## DATA FOR THE TASK
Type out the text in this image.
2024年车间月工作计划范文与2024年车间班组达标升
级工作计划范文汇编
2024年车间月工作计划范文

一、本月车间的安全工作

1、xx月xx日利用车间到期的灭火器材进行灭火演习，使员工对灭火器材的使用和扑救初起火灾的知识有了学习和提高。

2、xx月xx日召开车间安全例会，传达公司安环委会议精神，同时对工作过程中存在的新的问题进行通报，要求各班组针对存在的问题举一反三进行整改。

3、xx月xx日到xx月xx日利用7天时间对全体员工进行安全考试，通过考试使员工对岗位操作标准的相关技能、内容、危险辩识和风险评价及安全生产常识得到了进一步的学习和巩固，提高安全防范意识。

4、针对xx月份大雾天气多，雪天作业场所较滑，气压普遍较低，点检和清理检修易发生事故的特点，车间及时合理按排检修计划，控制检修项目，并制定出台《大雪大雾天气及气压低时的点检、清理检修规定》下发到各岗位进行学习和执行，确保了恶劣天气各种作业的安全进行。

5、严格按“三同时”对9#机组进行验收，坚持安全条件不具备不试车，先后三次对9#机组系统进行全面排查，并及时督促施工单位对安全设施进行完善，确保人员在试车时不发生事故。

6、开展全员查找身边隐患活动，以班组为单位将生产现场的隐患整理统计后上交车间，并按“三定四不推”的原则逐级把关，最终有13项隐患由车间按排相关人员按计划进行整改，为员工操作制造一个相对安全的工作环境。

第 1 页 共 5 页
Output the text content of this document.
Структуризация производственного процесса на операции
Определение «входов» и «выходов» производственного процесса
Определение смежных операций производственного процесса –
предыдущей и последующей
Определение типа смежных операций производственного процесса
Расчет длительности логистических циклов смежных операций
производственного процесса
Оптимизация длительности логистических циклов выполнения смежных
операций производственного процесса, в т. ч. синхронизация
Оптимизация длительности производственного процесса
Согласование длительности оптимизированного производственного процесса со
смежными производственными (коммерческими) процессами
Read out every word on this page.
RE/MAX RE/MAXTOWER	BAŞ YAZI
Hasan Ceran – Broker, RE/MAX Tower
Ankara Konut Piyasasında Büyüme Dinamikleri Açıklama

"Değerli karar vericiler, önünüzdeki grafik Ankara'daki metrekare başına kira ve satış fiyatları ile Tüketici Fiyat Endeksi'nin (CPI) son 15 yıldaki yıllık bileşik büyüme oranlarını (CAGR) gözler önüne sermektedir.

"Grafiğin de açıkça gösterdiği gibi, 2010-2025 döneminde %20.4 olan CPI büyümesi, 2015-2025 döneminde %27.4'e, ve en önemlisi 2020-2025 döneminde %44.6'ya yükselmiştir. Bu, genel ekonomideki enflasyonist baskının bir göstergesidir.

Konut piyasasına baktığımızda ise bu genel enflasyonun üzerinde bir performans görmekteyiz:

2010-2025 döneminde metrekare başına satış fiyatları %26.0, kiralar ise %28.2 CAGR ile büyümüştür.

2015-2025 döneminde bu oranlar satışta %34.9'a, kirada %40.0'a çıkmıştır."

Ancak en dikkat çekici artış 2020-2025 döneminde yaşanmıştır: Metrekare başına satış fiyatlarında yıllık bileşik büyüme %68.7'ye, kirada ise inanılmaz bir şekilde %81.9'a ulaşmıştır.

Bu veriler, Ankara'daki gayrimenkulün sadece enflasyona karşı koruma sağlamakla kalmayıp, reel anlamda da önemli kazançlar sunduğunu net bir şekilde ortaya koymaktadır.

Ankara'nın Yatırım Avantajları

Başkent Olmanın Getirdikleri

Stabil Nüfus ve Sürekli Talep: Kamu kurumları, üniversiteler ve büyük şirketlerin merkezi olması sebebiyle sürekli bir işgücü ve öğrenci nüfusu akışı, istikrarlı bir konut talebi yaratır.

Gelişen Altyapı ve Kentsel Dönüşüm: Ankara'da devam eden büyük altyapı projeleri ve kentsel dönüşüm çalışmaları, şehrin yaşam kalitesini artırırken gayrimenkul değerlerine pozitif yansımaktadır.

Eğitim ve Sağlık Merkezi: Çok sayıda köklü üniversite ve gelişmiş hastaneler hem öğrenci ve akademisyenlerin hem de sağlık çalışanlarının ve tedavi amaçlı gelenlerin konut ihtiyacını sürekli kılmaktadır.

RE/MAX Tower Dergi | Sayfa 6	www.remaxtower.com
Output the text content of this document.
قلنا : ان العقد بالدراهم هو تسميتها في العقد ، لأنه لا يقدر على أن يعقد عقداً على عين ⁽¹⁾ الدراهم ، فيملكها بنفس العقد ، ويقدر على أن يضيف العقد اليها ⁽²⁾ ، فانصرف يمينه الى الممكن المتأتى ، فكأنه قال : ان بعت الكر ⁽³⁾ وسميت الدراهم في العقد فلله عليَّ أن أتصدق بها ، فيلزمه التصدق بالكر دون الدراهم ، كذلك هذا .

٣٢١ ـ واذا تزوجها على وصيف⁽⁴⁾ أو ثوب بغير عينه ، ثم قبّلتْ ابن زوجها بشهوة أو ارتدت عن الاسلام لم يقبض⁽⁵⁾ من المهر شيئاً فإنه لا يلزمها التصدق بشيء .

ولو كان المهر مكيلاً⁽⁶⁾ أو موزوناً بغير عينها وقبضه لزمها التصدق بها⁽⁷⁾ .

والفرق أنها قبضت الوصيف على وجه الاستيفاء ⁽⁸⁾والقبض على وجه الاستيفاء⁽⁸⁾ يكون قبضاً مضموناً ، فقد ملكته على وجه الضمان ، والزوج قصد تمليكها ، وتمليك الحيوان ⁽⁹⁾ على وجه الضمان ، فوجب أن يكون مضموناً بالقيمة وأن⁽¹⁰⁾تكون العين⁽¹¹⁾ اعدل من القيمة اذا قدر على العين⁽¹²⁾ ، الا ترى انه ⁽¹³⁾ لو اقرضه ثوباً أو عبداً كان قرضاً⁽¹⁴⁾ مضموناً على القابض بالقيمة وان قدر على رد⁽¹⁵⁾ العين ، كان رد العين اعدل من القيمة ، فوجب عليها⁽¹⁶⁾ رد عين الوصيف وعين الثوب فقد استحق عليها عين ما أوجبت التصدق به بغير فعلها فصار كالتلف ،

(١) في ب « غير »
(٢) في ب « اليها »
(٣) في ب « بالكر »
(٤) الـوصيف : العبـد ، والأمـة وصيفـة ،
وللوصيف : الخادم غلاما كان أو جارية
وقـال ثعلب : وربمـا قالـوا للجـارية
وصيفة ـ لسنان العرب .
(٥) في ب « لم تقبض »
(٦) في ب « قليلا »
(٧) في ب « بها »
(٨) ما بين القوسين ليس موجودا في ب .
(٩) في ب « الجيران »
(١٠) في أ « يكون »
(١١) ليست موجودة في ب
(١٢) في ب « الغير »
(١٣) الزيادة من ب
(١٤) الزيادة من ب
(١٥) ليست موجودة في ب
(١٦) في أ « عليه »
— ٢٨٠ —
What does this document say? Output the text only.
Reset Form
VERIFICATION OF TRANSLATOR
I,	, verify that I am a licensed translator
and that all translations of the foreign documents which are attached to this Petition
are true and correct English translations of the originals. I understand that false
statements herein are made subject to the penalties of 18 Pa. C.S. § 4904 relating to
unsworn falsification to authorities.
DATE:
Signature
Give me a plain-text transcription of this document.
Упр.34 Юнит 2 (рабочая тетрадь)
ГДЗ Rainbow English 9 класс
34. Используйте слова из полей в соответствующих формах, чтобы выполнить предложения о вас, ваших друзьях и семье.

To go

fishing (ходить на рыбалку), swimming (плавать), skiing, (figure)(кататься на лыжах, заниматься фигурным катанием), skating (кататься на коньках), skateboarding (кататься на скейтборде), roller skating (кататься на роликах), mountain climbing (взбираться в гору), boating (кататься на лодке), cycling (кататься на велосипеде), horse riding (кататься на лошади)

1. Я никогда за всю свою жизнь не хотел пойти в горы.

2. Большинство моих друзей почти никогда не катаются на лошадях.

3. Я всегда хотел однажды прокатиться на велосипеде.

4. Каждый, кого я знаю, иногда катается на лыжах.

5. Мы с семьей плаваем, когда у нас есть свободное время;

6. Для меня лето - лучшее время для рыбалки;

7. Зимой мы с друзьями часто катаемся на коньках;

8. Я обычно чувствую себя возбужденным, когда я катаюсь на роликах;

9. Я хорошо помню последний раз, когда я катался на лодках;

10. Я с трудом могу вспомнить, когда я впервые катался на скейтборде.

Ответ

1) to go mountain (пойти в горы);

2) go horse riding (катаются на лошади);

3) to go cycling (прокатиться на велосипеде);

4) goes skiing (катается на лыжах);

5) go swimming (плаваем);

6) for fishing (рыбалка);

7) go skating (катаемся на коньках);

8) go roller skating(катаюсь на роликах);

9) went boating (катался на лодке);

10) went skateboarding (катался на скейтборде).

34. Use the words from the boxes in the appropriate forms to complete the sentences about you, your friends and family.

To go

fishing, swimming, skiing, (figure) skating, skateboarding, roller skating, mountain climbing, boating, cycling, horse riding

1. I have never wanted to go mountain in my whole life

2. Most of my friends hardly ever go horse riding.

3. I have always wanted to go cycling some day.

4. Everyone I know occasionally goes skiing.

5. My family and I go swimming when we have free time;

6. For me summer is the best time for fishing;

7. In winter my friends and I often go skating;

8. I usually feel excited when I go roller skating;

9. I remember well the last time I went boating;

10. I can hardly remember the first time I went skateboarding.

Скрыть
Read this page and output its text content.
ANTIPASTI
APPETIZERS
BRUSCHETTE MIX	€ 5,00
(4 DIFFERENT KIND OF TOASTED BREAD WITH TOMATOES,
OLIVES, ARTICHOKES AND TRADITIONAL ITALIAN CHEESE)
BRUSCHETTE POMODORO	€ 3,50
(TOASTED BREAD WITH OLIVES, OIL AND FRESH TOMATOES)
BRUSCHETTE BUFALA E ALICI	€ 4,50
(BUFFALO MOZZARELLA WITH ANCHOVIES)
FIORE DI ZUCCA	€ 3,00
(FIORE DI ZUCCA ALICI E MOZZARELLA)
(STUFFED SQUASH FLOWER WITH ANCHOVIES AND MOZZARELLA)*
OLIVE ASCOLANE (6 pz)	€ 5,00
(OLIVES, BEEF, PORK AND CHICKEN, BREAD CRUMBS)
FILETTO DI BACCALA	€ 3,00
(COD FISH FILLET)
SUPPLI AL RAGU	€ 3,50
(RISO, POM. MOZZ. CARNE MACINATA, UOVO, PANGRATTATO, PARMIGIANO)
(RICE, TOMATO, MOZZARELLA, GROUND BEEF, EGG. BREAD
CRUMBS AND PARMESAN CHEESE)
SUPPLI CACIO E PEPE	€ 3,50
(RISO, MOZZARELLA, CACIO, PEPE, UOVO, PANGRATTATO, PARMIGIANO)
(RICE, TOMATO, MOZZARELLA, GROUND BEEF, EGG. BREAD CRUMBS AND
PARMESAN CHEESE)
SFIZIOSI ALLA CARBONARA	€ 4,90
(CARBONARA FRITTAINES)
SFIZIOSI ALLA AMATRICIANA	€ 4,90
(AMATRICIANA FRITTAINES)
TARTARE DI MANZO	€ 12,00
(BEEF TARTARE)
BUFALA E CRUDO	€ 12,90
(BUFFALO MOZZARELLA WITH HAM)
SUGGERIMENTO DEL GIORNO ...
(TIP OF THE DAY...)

## DIRECTIVE
Pick out every line holding the string "RISO" and return it.

## RESPONSE TO THE TASK
(RISO, POM. MOZZ. CARNE MACINATA, UOVO, PANGRATTATO, PARMIGIANO)
(RISO, MOZZARELLA, CACIO, PEPE, UOVO, PANGRATTATO, PARMIGIANO)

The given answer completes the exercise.